● **Data records**:
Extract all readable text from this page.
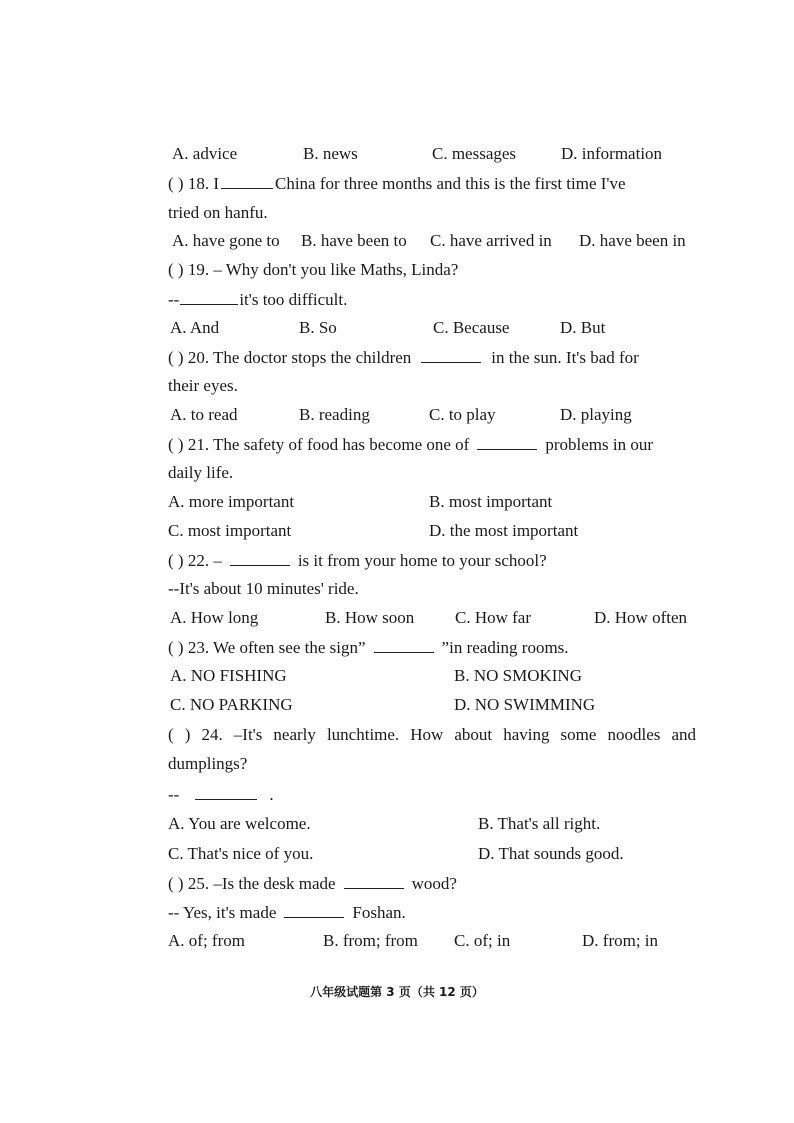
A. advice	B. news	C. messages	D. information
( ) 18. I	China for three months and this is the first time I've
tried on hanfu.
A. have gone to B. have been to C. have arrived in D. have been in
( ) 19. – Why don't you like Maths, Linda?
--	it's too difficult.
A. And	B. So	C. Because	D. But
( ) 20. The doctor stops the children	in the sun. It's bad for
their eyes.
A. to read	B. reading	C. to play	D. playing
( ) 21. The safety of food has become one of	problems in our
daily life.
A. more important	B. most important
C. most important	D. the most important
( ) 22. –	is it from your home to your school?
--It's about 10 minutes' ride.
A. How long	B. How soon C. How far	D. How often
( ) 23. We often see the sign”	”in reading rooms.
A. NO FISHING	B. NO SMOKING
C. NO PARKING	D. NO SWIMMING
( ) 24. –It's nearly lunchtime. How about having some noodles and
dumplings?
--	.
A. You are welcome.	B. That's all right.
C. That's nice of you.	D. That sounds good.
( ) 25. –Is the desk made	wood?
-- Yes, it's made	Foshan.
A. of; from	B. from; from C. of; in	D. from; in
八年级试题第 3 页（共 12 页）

● **Given exercise**: Looking at the entries above, how many lines contain the word "this"? Answer with the number alone.

● **Response to the exercise**: 2